-- start of Data shown --
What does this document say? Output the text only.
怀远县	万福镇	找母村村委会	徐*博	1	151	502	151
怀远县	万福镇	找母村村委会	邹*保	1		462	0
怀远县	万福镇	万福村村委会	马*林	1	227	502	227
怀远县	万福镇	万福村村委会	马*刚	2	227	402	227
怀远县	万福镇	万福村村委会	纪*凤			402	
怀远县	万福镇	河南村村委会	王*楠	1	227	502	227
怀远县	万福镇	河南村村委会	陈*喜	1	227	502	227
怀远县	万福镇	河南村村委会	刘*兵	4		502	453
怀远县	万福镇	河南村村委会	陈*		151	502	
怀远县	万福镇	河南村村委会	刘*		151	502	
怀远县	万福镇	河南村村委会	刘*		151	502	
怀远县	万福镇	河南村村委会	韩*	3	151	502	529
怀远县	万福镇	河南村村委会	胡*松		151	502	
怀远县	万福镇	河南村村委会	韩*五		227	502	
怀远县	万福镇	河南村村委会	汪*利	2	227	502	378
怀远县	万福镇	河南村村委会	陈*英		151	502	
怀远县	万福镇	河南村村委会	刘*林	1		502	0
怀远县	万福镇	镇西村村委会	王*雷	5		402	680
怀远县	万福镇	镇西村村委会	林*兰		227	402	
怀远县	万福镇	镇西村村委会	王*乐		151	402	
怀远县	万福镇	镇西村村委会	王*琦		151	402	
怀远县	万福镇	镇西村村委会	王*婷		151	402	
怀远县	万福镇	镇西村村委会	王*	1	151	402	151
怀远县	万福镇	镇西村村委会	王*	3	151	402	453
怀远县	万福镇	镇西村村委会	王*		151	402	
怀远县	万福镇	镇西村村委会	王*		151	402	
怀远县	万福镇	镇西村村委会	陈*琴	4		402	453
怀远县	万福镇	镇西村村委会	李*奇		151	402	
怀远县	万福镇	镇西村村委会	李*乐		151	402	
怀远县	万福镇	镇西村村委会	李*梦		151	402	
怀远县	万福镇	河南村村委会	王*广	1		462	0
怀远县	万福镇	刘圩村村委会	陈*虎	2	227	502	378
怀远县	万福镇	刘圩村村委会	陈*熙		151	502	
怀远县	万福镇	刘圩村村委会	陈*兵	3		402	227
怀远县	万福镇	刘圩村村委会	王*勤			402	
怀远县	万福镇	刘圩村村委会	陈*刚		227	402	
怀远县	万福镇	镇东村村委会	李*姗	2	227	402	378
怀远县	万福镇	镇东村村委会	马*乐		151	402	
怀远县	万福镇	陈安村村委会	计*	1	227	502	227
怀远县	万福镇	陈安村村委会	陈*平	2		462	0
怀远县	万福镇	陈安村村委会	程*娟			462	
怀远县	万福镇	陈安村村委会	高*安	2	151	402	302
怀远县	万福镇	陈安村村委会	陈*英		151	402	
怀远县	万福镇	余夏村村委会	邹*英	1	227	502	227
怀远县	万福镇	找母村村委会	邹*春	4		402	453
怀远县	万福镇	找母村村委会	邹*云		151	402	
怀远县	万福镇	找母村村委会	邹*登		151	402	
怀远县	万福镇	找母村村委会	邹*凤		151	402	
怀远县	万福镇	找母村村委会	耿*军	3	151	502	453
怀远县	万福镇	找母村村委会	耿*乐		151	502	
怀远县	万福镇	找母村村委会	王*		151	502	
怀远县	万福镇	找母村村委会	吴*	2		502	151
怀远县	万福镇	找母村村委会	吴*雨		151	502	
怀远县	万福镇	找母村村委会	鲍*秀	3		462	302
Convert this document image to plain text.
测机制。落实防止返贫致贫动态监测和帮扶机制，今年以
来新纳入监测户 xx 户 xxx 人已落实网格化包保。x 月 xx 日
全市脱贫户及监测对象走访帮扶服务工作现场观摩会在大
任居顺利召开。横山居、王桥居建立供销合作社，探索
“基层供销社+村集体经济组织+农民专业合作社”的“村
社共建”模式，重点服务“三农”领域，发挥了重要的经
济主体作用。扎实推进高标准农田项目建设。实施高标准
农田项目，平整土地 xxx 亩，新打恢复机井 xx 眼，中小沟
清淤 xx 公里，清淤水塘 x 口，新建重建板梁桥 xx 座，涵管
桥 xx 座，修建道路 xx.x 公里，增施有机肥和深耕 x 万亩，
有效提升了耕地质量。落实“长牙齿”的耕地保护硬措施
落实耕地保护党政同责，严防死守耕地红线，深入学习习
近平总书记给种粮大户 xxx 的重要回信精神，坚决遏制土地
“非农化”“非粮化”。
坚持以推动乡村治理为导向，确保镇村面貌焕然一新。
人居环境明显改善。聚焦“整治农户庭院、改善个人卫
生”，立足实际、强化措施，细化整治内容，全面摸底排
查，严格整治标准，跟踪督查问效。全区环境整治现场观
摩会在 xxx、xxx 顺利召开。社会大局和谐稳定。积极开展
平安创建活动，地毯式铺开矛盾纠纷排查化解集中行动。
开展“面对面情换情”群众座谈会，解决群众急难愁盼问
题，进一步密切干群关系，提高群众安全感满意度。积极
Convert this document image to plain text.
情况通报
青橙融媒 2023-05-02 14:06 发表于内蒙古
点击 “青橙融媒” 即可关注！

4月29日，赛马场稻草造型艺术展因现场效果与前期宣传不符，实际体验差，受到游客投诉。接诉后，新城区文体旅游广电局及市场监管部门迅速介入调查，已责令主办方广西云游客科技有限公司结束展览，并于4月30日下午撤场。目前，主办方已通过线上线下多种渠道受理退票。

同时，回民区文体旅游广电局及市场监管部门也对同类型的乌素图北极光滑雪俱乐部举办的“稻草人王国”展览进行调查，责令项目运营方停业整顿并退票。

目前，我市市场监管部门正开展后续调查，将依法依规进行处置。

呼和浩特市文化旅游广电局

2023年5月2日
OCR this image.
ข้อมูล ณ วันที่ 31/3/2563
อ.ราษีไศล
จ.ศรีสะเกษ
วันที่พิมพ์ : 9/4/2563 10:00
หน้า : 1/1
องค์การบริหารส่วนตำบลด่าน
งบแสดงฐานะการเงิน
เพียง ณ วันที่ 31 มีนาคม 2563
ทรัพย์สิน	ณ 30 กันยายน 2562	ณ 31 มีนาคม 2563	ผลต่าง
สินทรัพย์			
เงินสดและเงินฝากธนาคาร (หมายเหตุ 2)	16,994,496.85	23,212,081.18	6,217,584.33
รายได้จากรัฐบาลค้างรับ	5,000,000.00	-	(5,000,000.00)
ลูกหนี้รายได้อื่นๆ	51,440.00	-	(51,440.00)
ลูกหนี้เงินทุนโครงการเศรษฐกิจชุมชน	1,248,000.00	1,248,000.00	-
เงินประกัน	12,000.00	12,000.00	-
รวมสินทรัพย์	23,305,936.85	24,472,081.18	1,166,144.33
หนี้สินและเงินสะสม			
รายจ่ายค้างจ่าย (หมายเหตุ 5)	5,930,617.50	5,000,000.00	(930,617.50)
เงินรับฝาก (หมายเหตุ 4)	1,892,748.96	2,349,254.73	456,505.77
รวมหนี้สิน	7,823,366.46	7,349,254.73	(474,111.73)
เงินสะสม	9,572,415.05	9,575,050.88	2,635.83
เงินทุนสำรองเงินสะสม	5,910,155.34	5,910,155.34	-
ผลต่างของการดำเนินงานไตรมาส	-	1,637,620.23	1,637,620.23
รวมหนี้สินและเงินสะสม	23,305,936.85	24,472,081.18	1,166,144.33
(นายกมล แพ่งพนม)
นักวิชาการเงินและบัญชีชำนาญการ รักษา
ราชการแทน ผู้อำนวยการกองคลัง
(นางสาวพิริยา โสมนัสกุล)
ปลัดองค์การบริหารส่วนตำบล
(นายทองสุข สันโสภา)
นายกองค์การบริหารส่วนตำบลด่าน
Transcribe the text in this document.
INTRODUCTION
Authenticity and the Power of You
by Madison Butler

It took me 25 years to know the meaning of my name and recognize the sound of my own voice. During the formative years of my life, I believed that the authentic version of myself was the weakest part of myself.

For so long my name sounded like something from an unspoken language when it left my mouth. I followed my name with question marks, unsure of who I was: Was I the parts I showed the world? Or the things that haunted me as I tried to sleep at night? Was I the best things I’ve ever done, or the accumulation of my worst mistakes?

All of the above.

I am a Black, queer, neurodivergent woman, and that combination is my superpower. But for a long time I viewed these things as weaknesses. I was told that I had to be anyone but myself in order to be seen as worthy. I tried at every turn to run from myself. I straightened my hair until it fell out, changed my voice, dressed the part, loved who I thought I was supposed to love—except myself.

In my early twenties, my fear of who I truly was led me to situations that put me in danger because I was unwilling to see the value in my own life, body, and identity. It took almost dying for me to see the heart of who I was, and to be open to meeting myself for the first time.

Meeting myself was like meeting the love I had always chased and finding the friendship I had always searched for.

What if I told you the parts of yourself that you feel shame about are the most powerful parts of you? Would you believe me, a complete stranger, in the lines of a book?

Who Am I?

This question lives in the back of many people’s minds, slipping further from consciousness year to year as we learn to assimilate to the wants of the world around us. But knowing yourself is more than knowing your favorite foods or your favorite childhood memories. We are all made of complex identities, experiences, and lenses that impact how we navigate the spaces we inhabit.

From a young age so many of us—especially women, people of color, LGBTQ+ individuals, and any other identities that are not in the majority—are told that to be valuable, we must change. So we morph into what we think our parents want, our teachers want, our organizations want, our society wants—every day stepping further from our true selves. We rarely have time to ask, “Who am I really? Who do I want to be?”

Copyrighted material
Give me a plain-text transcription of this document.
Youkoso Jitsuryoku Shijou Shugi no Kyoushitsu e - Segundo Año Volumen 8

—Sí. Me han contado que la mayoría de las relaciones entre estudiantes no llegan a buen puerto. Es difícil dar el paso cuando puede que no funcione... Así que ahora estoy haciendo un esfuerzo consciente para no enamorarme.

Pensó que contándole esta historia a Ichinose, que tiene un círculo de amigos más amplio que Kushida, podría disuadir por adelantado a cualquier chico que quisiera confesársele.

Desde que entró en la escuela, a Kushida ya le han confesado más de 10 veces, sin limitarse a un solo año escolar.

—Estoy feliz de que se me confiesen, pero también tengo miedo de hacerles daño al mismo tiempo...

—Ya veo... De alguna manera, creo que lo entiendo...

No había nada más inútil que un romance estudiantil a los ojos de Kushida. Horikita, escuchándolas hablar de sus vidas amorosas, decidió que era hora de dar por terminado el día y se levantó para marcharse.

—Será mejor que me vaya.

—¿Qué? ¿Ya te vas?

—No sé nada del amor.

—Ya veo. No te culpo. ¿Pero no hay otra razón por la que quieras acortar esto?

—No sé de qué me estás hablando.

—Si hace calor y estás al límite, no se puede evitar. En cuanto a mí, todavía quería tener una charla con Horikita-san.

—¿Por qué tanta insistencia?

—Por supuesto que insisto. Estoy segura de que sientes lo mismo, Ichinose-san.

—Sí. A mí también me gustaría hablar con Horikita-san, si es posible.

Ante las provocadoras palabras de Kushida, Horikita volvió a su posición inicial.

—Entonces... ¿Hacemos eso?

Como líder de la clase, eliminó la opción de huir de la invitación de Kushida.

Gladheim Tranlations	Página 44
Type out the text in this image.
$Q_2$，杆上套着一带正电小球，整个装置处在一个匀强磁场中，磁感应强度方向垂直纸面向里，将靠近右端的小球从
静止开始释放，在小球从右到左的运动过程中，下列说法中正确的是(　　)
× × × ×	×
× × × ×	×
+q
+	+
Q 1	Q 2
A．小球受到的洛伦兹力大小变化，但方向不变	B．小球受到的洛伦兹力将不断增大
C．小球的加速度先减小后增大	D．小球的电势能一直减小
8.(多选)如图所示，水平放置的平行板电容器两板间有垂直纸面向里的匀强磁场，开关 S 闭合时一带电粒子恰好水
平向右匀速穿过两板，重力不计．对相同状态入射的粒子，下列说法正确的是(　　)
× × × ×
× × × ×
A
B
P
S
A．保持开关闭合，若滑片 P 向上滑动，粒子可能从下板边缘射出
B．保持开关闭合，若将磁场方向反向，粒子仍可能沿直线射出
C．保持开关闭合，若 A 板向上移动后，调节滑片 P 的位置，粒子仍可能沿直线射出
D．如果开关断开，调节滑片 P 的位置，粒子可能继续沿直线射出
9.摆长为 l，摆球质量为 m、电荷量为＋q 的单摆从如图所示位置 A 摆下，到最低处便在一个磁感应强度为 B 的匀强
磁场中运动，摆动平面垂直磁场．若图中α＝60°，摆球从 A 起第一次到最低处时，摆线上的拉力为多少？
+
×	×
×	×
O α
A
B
-- end of Data shown --
Would you quote, exactly and only, the lines from the one containing "Type out the text in this image." to the end of the entries?

**Task answer**
Type out the text in this image.
$Q_2$，杆上套着一带正电小球，整个装置处在一个匀强磁场中，磁感应强度方向垂直纸面向里，将靠近右端的小球从
静止开始释放，在小球从右到左的运动过程中，下列说法中正确的是(　　)
× × × ×	×
× × × ×	×
+q
+	+
Q 1	Q 2
A．小球受到的洛伦兹力大小变化，但方向不变	B．小球受到的洛伦兹力将不断增大
C．小球的加速度先减小后增大	D．小球的电势能一直减小
8.(多选)如图所示，水平放置的平行板电容器两板间有垂直纸面向里的匀强磁场，开关 S 闭合时一带电粒子恰好水
平向右匀速穿过两板，重力不计．对相同状态入射的粒子，下列说法正确的是(　　)
× × × ×
× × × ×
A
B
P
S
A．保持开关闭合，若滑片 P 向上滑动，粒子可能从下板边缘射出
B．保持开关闭合，若将磁场方向反向，粒子仍可能沿直线射出
C．保持开关闭合，若 A 板向上移动后，调节滑片 P 的位置，粒子仍可能沿直线射出
D．如果开关断开，调节滑片 P 的位置，粒子可能继续沿直线射出
9.摆长为 l，摆球质量为 m、电荷量为＋q 的单摆从如图所示位置 A 摆下，到最低处便在一个磁感应强度为 B 的匀强
磁场中运动，摆动平面垂直磁场．若图中α＝60°，摆球从 A 起第一次到最低处时，摆线上的拉力为多少？
+
×	×
×	×
O α
A
B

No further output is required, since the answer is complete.